Extracted records:

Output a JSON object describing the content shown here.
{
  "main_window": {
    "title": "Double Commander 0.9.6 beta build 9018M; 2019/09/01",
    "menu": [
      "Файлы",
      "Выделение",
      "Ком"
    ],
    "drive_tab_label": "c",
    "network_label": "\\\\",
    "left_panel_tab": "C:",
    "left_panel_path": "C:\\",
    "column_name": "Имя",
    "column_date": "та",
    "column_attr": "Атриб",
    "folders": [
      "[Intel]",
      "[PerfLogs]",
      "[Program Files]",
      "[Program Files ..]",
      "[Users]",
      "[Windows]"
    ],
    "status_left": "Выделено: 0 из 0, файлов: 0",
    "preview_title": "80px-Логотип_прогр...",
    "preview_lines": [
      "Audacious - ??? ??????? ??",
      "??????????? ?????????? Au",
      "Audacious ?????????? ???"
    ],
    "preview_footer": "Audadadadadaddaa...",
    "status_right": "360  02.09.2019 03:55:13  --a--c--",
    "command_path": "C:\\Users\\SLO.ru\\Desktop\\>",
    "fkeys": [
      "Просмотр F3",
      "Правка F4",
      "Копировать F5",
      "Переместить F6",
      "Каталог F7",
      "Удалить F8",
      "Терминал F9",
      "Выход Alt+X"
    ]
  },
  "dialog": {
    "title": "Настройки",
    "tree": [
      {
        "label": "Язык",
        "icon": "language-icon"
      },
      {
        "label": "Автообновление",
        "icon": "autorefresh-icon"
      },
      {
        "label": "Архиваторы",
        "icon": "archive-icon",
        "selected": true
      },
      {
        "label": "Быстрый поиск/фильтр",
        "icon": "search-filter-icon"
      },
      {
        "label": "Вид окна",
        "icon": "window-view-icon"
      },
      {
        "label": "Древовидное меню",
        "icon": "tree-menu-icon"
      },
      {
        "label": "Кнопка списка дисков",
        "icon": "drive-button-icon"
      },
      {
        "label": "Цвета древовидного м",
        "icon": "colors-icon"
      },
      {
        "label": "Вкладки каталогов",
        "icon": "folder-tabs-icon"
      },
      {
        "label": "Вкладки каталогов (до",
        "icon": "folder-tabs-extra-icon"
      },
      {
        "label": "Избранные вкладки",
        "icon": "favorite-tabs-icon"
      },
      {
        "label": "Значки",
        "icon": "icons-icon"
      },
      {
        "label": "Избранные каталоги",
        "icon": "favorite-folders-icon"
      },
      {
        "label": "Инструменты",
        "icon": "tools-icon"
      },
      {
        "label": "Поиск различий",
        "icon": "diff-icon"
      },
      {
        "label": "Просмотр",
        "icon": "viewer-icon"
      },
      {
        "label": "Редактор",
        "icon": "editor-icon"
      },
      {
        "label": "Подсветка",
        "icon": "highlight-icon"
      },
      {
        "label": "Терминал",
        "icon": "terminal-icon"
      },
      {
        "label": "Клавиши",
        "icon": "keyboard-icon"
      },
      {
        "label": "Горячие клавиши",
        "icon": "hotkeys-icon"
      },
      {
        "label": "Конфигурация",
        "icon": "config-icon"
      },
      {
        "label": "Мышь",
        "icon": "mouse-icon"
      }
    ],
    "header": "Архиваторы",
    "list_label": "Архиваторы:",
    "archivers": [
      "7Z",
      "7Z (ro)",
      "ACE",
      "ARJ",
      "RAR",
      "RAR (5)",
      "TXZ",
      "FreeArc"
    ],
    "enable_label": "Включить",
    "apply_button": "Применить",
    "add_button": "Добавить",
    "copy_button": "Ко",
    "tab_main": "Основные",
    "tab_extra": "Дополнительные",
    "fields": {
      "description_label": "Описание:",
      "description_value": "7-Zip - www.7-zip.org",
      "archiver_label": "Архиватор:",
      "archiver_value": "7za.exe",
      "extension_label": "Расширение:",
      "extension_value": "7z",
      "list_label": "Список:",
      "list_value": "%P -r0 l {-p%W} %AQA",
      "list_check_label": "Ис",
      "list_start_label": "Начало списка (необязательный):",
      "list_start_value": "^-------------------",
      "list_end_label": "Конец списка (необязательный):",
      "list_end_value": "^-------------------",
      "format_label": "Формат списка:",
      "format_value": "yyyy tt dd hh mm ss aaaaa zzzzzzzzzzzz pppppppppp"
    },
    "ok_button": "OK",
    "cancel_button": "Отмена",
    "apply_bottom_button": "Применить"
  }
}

Written instruction
Print again each line of the listing above, exactly as it appears.

Answer for this exercise
Output a JSON object describing the content shown here.
{
  "main_window": {
    "title": "Double Commander 0.9.6 beta build 9018M; 2019/09/01",
    "menu": [
      "Файлы",
      "Выделение",
      "Ком"
    ],
    "drive_tab_label": "c",
    "network_label": "\\\\",
    "left_panel_tab": "C:",
    "left_panel_path": "C:\\",
    "column_name": "Имя",
    "column_date": "та",
    "column_attr": "Атриб",
    "folders": [
      "[Intel]",
      "[PerfLogs]",
      "[Program Files]",
      "[Program Files ..]",
      "[Users]",
      "[Windows]"
    ],
    "status_left": "Выделено: 0 из 0, файлов: 0",
    "preview_title": "80px-Логотип_прогр...",
    "preview_lines": [
      "Audacious - ??? ??????? ??",
      "??????????? ?????????? Au",
      "Audacious ?????????? ???"
    ],
    "preview_footer": "Audadadadadaddaa...",
    "status_right": "360  02.09.2019 03:55:13  --a--c--",
    "command_path": "C:\\Users\\SLO.ru\\Desktop\\>",
    "fkeys": [
      "Просмотр F3",
      "Правка F4",
      "Копировать F5",
      "Переместить F6",
      "Каталог F7",
      "Удалить F8",
      "Терминал F9",
      "Выход Alt+X"
    ]
  },
  "dialog": {
    "title": "Настройки",
    "tree": [
      {
        "label": "Язык",
        "icon": "language-icon"
      },
      {
        "label": "Автообновление",
        "icon": "autorefresh-icon"
      },
      {
        "label": "Архиваторы",
        "icon": "archive-icon",
        "selected": true
      },
      {
        "label": "Быстрый поиск/фильтр",
        "icon": "search-filter-icon"
      },
      {
        "label": "Вид окна",
        "icon": "window-view-icon"
      },
      {
        "label": "Древовидное меню",
        "icon": "tree-menu-icon"
      },
      {
        "label": "Кнопка списка дисков",
        "icon": "drive-button-icon"
      },
      {
        "label": "Цвета древовидного м",
        "icon": "colors-icon"
      },
      {
        "label": "Вкладки каталогов",
        "icon": "folder-tabs-icon"
      },
      {
        "label": "Вкладки каталогов (до",
        "icon": "folder-tabs-extra-icon"
      },
      {
        "label": "Избранные вкладки",
        "icon": "favorite-tabs-icon"
      },
      {
        "label": "Значки",
        "icon": "icons-icon"
      },
      {
        "label": "Избранные каталоги",
        "icon": "favorite-folders-icon"
      },
      {
        "label": "Инструменты",
        "icon": "tools-icon"
      },
      {
        "label": "Поиск различий",
        "icon": "diff-icon"
      },
      {
        "label": "Просмотр",
        "icon": "viewer-icon"
      },
      {
        "label": "Редактор",
        "icon": "editor-icon"
      },
      {
        "label": "Подсветка",
        "icon": "highlight-icon"
      },
      {
        "label": "Терминал",
        "icon": "terminal-icon"
      },
      {
        "label": "Клавиши",
        "icon": "keyboard-icon"
      },
      {
        "label": "Горячие клавиши",
        "icon": "hotkeys-icon"
      },
      {
        "label": "Конфигурация",
        "icon": "config-icon"
      },
      {
        "label": "Мышь",
        "icon": "mouse-icon"
      }
    ],
    "header": "Архиваторы",
    "list_label": "Архиваторы:",
    "archivers": [
      "7Z",
      "7Z (ro)",
      "ACE",
      "ARJ",
      "RAR",
      "RAR (5)",
      "TXZ",
      "FreeArc"
    ],
    "enable_label": "Включить",
    "apply_button": "Применить",
    "add_button": "Добавить",
    "copy_button": "Ко",
    "tab_main": "Основные",
    "tab_extra": "Дополнительные",
    "fields": {
      "description_label": "Описание:",
      "description_value": "7-Zip - www.7-zip.org",
      "archiver_label": "Архиватор:",
      "archiver_value": "7za.exe",
      "extension_label": "Расширение:",
      "extension_value": "7z",
      "list_label": "Список:",
      "list_value": "%P -r0 l {-p%W} %AQA",
      "list_check_label": "Ис",
      "list_start_label": "Начало списка (необязательный):",
      "list_start_value": "^-------------------",
      "list_end_label": "Конец списка (необязательный):",
      "list_end_value": "^-------------------",
      "format_label": "Формат списка:",
      "format_value": "yyyy tt dd hh mm ss aaaaa zzzzzzzzzzzz pppppppppp"
    },
    "ok_button": "OK",
    "cancel_button": "Отмена",
    "apply_bottom_button": "Применить"
  }
}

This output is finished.